[Saved entries]
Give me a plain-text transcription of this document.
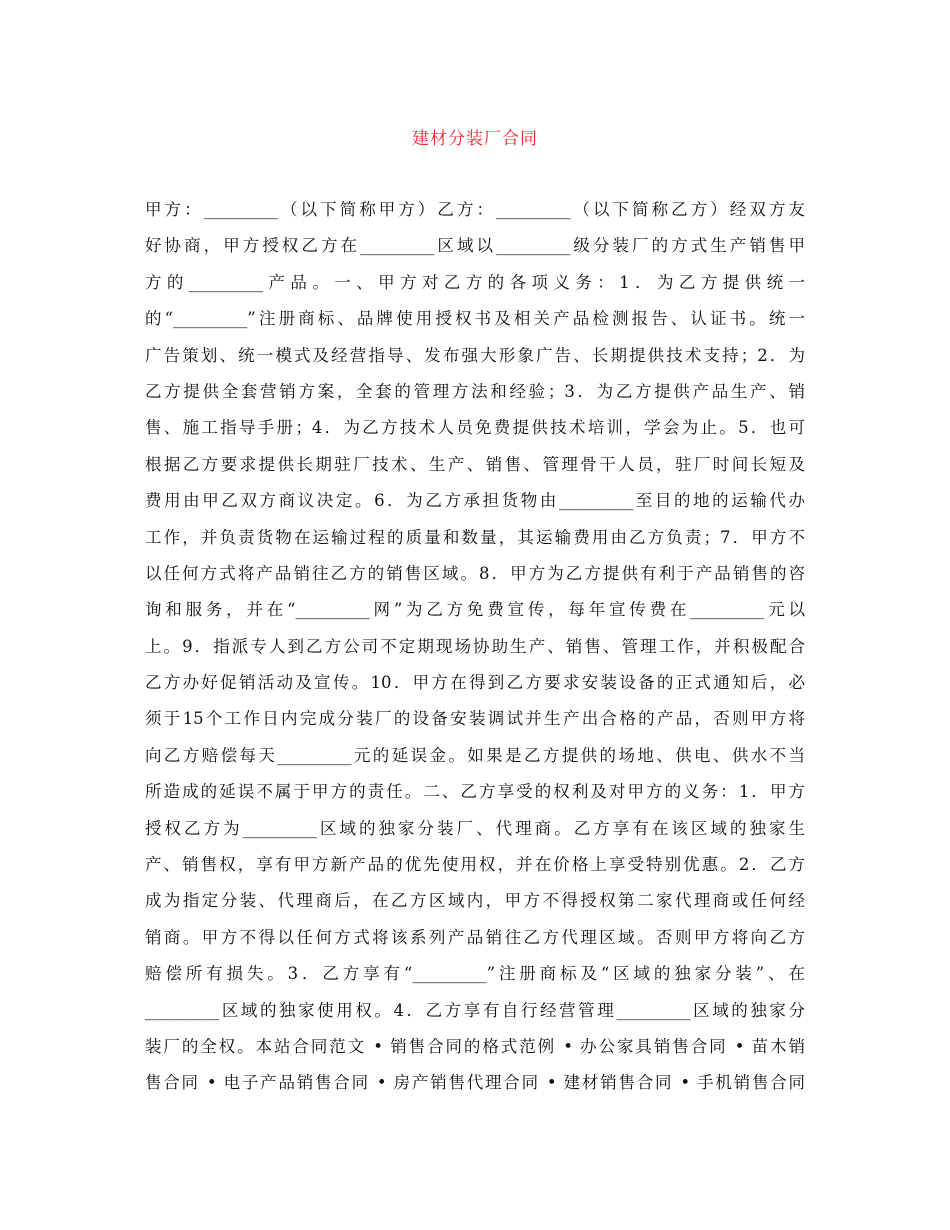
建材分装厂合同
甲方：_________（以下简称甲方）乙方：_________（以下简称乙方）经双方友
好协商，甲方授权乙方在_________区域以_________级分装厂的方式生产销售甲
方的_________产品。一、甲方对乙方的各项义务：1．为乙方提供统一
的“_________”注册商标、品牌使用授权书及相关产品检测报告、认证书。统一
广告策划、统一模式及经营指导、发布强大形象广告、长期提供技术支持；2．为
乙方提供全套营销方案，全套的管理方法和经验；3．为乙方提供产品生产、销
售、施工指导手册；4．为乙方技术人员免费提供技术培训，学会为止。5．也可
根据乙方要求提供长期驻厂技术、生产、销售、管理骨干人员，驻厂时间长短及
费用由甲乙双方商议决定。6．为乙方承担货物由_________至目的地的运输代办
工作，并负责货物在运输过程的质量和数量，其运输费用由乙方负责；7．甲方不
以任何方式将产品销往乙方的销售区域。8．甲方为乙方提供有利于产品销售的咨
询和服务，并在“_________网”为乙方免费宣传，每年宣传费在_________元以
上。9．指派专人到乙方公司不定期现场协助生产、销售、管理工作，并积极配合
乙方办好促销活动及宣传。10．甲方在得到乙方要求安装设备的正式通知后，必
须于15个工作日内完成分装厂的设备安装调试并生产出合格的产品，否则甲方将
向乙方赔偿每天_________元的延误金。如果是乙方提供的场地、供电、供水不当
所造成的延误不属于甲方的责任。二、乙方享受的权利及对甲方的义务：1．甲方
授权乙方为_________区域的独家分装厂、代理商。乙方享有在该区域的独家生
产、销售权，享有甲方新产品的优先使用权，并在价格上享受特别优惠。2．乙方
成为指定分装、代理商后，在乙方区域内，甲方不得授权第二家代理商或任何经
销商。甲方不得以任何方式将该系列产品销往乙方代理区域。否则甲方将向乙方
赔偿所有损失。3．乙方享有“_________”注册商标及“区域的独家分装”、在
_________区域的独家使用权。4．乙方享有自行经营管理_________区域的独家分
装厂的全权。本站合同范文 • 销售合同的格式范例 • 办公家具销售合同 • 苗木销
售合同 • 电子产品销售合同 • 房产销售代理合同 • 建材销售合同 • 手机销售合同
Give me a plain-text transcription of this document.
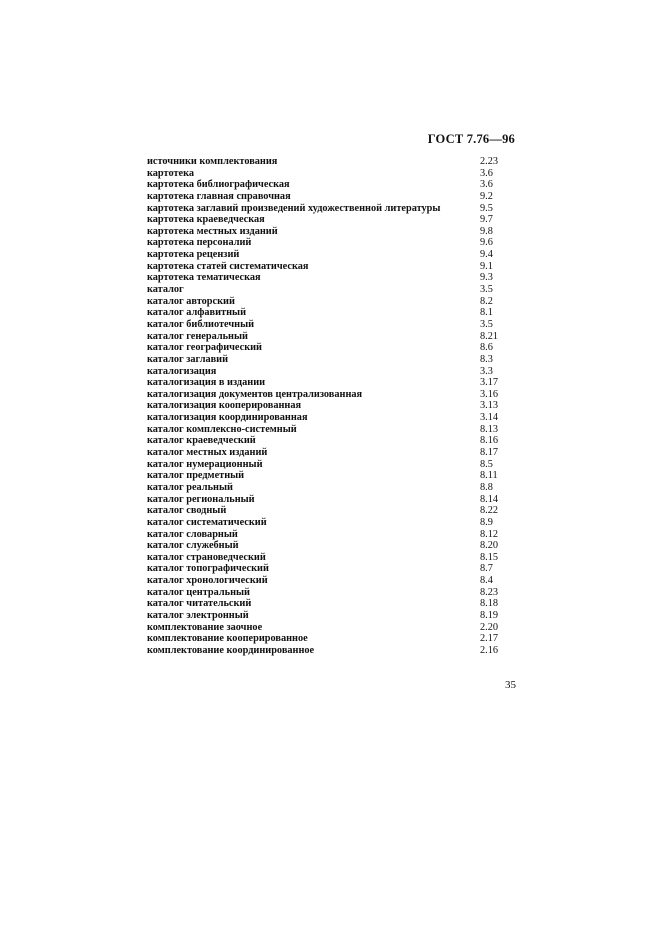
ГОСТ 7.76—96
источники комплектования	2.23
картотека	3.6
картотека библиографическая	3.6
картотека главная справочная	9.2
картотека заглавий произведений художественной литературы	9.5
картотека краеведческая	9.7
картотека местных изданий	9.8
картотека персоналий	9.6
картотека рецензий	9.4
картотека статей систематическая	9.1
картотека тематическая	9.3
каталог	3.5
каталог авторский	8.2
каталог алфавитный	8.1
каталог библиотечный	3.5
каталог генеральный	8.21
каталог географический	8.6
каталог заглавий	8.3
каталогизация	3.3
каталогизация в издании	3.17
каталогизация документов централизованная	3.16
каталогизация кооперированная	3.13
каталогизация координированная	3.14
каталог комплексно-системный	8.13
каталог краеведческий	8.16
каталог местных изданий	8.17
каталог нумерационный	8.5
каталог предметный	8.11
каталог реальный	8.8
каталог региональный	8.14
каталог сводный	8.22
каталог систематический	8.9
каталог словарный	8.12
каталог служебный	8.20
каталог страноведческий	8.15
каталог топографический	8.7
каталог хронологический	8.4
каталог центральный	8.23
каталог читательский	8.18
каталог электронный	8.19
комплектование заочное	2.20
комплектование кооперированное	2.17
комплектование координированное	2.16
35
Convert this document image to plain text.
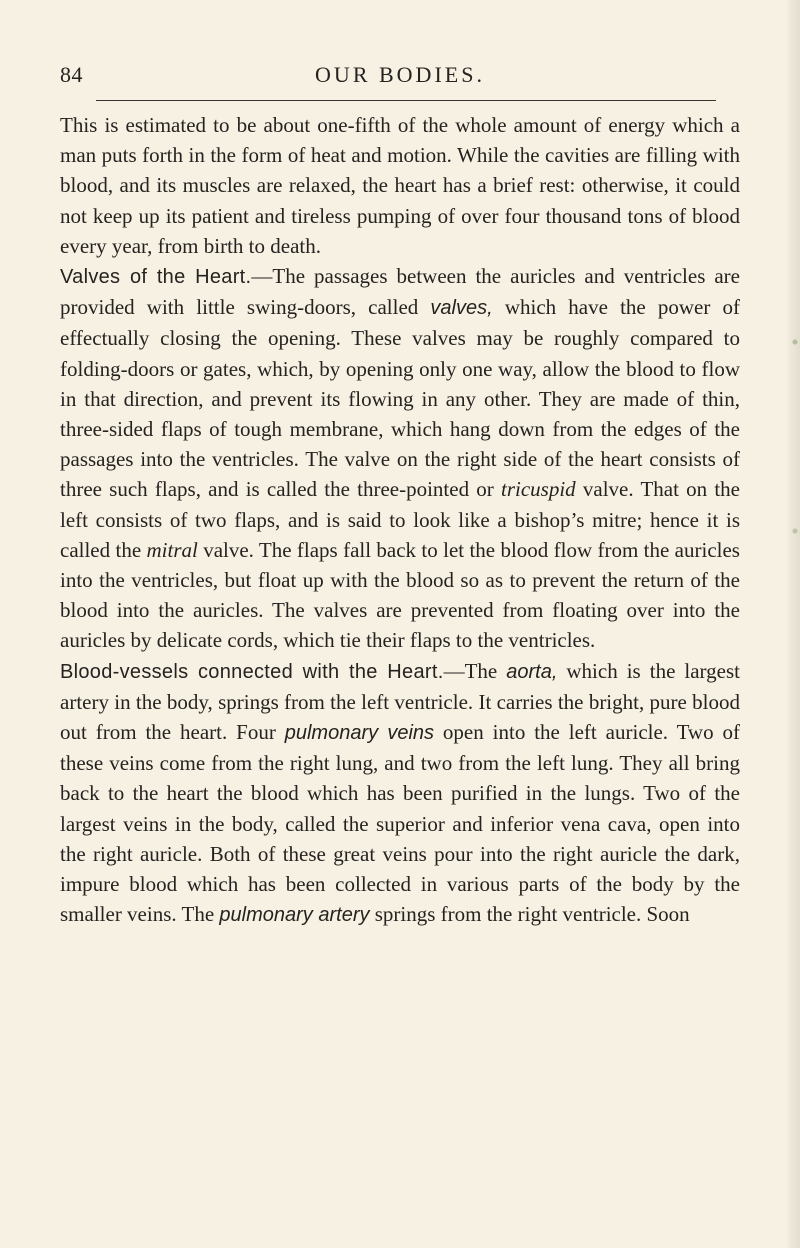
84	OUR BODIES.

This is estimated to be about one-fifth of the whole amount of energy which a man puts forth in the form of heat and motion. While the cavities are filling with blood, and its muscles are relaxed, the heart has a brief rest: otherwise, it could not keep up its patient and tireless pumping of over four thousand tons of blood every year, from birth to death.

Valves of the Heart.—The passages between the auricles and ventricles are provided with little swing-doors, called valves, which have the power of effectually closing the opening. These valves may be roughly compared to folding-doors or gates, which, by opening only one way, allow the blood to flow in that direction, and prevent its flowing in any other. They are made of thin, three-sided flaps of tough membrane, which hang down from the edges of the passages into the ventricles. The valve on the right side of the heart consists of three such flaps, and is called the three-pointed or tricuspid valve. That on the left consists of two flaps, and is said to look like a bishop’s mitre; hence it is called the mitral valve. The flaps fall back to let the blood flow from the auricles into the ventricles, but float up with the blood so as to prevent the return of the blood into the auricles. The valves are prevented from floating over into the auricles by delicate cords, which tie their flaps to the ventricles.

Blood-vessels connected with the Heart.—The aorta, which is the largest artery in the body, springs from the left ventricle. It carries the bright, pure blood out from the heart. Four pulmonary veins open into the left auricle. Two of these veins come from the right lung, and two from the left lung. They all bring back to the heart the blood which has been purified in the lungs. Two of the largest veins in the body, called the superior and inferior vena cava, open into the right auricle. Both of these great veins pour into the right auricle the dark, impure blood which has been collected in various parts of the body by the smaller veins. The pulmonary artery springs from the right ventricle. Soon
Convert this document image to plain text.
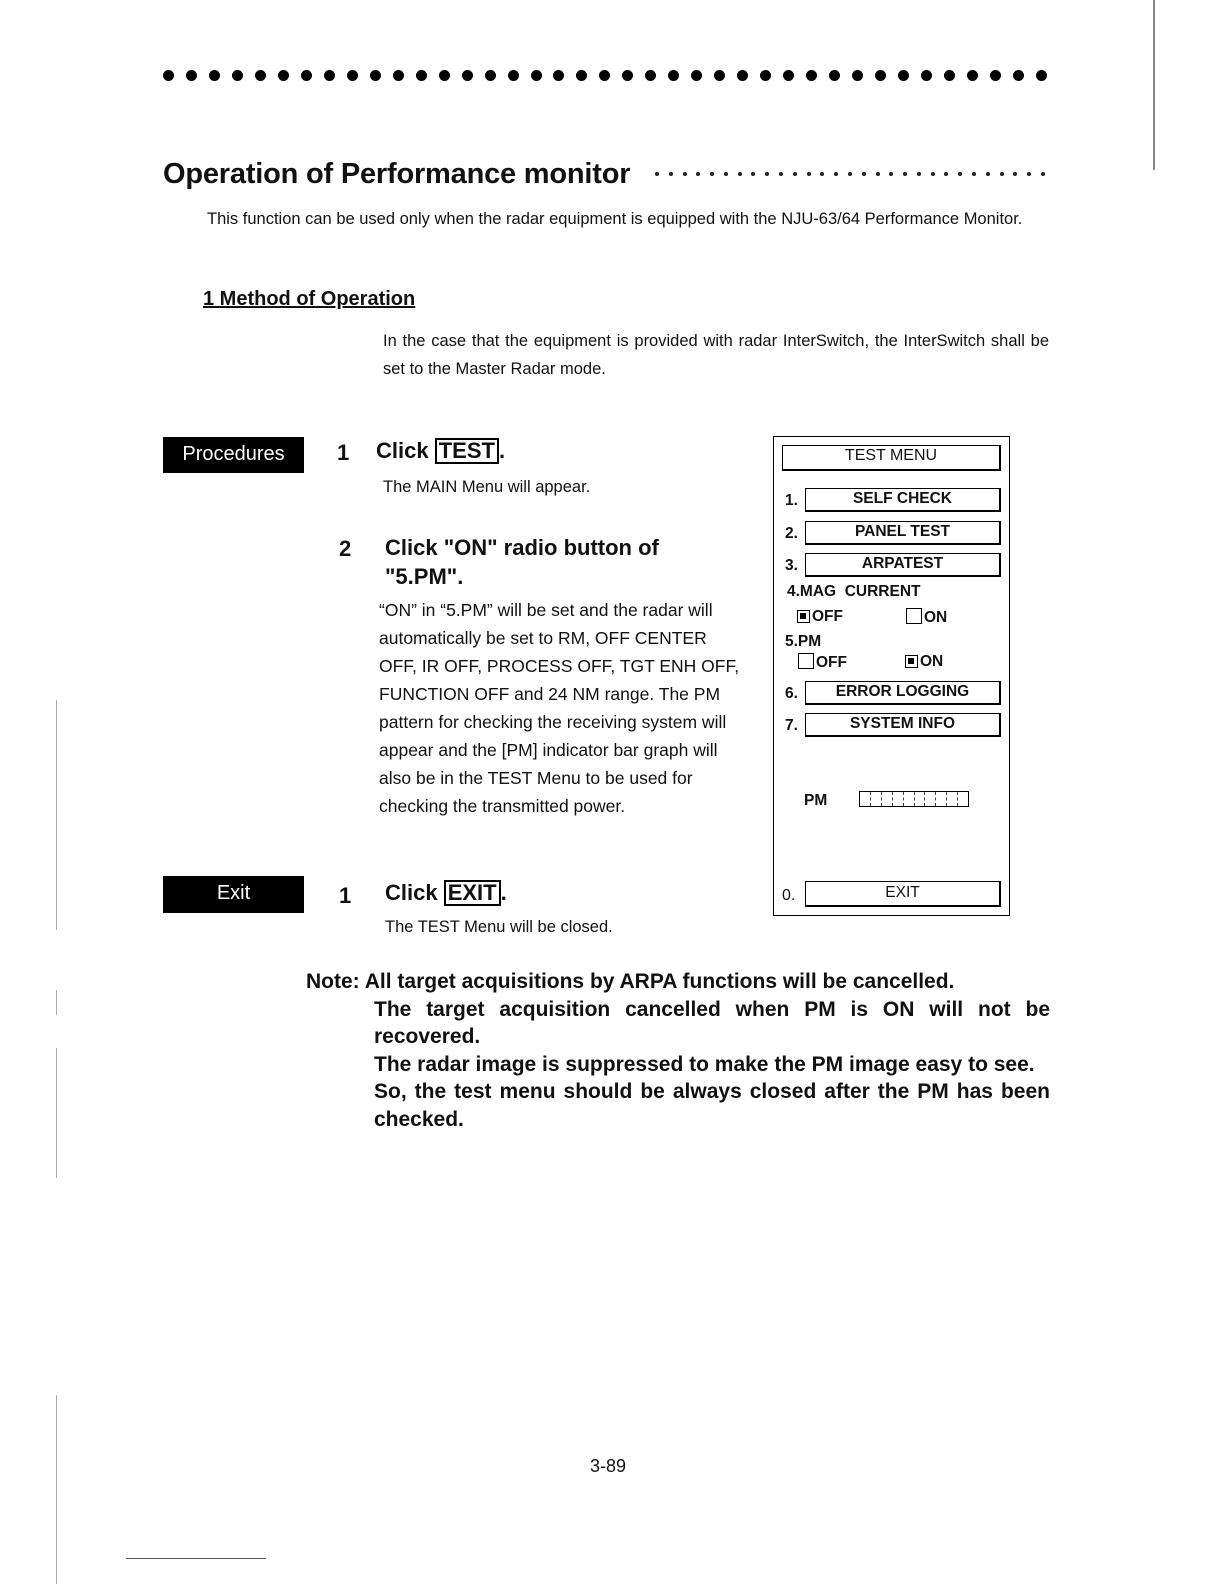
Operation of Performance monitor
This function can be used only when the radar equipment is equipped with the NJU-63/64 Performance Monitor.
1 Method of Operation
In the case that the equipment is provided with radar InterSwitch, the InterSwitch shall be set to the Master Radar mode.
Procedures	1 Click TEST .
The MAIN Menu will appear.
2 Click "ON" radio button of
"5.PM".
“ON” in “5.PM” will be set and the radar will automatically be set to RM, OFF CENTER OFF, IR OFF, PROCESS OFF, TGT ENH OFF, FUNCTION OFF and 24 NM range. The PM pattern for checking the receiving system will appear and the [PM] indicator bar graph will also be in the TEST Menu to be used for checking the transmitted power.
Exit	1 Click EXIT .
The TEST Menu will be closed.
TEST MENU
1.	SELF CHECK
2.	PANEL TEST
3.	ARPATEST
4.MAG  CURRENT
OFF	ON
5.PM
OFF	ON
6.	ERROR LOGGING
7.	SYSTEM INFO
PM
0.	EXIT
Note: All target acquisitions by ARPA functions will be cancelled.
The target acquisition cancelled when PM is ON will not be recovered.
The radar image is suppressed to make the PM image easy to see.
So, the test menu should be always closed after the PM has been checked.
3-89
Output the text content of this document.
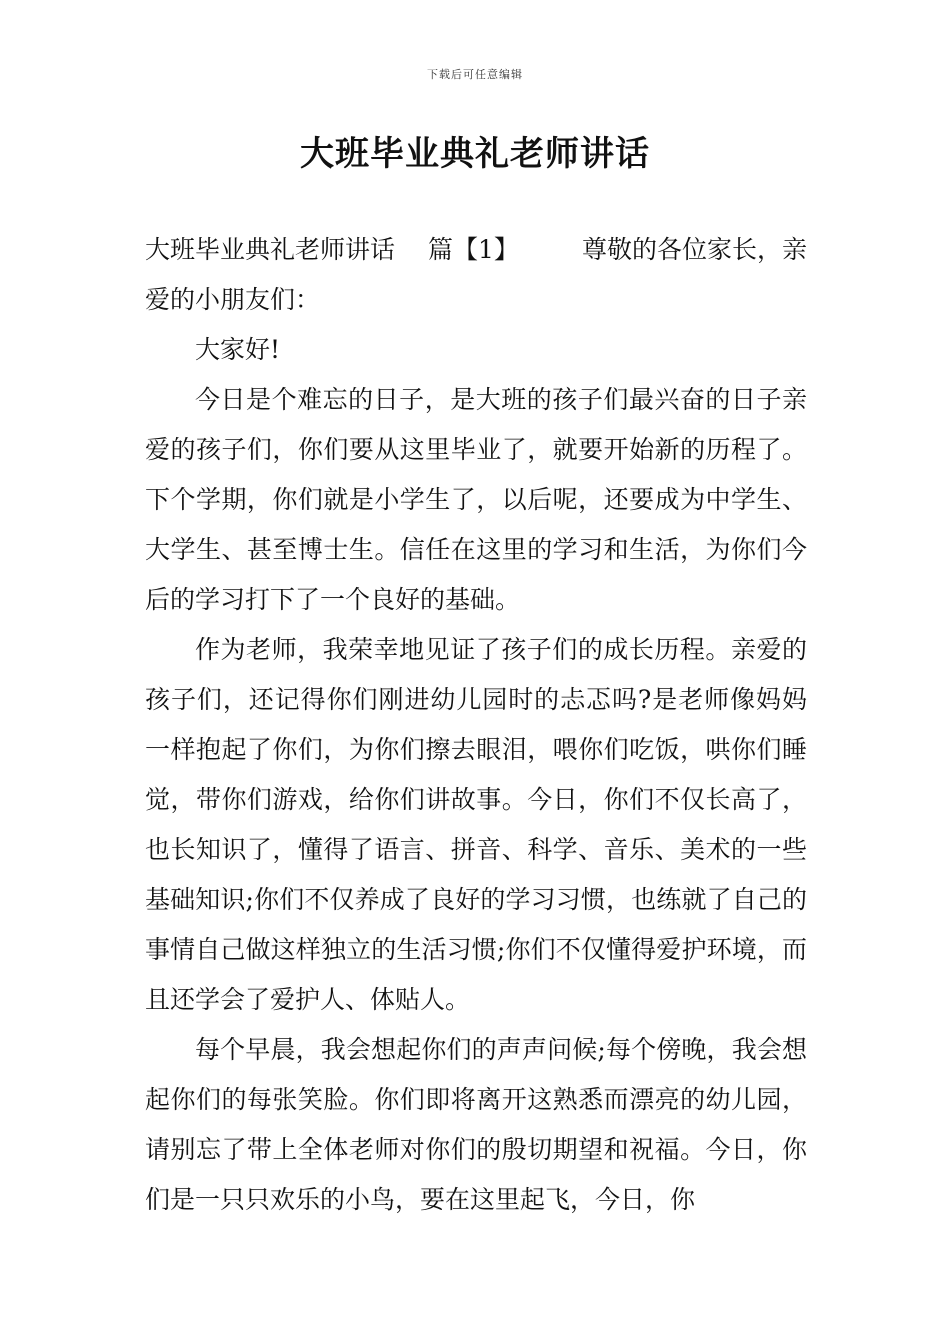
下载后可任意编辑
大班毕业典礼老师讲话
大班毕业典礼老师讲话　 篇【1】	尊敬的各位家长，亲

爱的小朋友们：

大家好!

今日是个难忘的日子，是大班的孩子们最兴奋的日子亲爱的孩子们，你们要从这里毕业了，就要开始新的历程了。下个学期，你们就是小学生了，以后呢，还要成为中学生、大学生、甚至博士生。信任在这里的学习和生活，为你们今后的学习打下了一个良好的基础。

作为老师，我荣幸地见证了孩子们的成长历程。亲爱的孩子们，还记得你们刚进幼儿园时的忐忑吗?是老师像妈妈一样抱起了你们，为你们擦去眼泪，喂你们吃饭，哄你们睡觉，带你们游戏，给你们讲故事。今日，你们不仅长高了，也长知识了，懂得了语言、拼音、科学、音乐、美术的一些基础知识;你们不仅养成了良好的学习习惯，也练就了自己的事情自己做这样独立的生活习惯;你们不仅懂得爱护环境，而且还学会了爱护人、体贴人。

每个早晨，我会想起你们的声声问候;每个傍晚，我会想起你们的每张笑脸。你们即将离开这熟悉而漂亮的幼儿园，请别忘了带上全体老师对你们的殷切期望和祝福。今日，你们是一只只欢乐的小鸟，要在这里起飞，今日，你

▸ Exercise description: In the entries above, identify every line with the string "equipment".

▸ Full response:
This function can be used only when the radar equipment is equipped with the NJU-63/64 Performance Monitor.
In the case that the equipment is provided with radar InterSwitch, the InterSwitch shall be set to the Master Radar mode.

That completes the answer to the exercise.